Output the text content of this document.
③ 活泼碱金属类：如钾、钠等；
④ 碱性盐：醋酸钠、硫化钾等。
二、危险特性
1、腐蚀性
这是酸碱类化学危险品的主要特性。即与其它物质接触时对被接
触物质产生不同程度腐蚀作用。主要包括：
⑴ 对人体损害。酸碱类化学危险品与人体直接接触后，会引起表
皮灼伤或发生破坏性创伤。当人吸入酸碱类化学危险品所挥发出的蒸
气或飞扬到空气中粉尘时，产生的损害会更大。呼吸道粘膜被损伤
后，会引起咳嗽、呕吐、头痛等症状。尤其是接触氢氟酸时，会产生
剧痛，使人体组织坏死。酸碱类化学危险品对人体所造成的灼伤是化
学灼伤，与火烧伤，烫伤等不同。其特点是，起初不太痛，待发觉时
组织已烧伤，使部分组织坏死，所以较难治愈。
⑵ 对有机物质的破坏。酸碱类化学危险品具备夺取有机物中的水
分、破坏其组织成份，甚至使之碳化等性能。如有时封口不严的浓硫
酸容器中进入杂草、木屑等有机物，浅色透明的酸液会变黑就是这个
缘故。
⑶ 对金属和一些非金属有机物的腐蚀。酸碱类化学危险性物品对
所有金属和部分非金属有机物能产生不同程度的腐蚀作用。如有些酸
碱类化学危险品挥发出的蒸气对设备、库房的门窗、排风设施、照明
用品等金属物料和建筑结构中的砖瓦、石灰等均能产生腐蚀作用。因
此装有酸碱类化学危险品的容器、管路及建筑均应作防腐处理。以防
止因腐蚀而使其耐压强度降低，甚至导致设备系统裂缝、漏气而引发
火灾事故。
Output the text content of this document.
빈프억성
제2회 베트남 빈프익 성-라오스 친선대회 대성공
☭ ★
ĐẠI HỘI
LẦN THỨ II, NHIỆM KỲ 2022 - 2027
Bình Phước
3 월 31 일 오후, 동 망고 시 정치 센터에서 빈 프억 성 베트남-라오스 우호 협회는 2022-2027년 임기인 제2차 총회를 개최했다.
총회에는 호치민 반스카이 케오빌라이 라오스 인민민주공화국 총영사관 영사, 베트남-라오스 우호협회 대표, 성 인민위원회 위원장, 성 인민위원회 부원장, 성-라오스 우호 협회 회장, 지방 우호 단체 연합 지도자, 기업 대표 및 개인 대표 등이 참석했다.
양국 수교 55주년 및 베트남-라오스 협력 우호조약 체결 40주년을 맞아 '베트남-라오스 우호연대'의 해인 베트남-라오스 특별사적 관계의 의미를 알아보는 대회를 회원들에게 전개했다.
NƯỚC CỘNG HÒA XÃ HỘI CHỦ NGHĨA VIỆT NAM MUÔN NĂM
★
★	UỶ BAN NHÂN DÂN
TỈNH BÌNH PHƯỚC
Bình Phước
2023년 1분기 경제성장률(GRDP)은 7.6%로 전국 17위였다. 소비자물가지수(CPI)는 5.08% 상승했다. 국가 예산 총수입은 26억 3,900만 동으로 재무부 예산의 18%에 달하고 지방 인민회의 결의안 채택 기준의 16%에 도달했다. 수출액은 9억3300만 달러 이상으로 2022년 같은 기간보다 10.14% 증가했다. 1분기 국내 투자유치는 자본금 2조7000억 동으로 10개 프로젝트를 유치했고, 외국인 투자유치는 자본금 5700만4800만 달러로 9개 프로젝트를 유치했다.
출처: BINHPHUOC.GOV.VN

- [Given task]:
The lines above should be duplicated exactly.

- [Full output]:
Output the text content of this document.
③ 活泼碱金属类：如钾、钠等；
④ 碱性盐：醋酸钠、硫化钾等。
二、危险特性
1、腐蚀性
这是酸碱类化学危险品的主要特性。即与其它物质接触时对被接
触物质产生不同程度腐蚀作用。主要包括：
⑴ 对人体损害。酸碱类化学危险品与人体直接接触后，会引起表
皮灼伤或发生破坏性创伤。当人吸入酸碱类化学危险品所挥发出的蒸
气或飞扬到空气中粉尘时，产生的损害会更大。呼吸道粘膜被损伤
后，会引起咳嗽、呕吐、头痛等症状。尤其是接触氢氟酸时，会产生
剧痛，使人体组织坏死。酸碱类化学危险品对人体所造成的灼伤是化
学灼伤，与火烧伤，烫伤等不同。其特点是，起初不太痛，待发觉时
组织已烧伤，使部分组织坏死，所以较难治愈。
⑵ 对有机物质的破坏。酸碱类化学危险品具备夺取有机物中的水
分、破坏其组织成份，甚至使之碳化等性能。如有时封口不严的浓硫
酸容器中进入杂草、木屑等有机物，浅色透明的酸液会变黑就是这个
缘故。
⑶ 对金属和一些非金属有机物的腐蚀。酸碱类化学危险性物品对
所有金属和部分非金属有机物能产生不同程度的腐蚀作用。如有些酸
碱类化学危险品挥发出的蒸气对设备、库房的门窗、排风设施、照明
用品等金属物料和建筑结构中的砖瓦、石灰等均能产生腐蚀作用。因
此装有酸碱类化学危险品的容器、管路及建筑均应作防腐处理。以防
止因腐蚀而使其耐压强度降低，甚至导致设备系统裂缝、漏气而引发
火灾事故。
Output the text content of this document.
빈프억성
제2회 베트남 빈프익 성-라오스 친선대회 대성공
☭ ★
ĐẠI HỘI
LẦN THỨ II, NHIỆM KỲ 2022 - 2027
Bình Phước
3 월 31 일 오후, 동 망고 시 정치 센터에서 빈 프억 성 베트남-라오스 우호 협회는 2022-2027년 임기인 제2차 총회를 개최했다.
총회에는 호치민 반스카이 케오빌라이 라오스 인민민주공화국 총영사관 영사, 베트남-라오스 우호협회 대표, 성 인민위원회 위원장, 성 인민위원회 부원장, 성-라오스 우호 협회 회장, 지방 우호 단체 연합 지도자, 기업 대표 및 개인 대표 등이 참석했다.
양국 수교 55주년 및 베트남-라오스 협력 우호조약 체결 40주년을 맞아 '베트남-라오스 우호연대'의 해인 베트남-라오스 특별사적 관계의 의미를 알아보는 대회를 회원들에게 전개했다.
NƯỚC CỘNG HÒA XÃ HỘI CHỦ NGHĨA VIỆT NAM MUÔN NĂM
★
★	UỶ BAN NHÂN DÂN
TỈNH BÌNH PHƯỚC
Bình Phước
2023년 1분기 경제성장률(GRDP)은 7.6%로 전국 17위였다. 소비자물가지수(CPI)는 5.08% 상승했다. 국가 예산 총수입은 26억 3,900만 동으로 재무부 예산의 18%에 달하고 지방 인민회의 결의안 채택 기준의 16%에 도달했다. 수출액은 9억3300만 달러 이상으로 2022년 같은 기간보다 10.14% 증가했다. 1분기 국내 투자유치는 자본금 2조7000억 동으로 10개 프로젝트를 유치했고, 외국인 투자유치는 자본금 5700만4800만 달러로 9개 프로젝트를 유치했다.
출처: BINHPHUOC.GOV.VN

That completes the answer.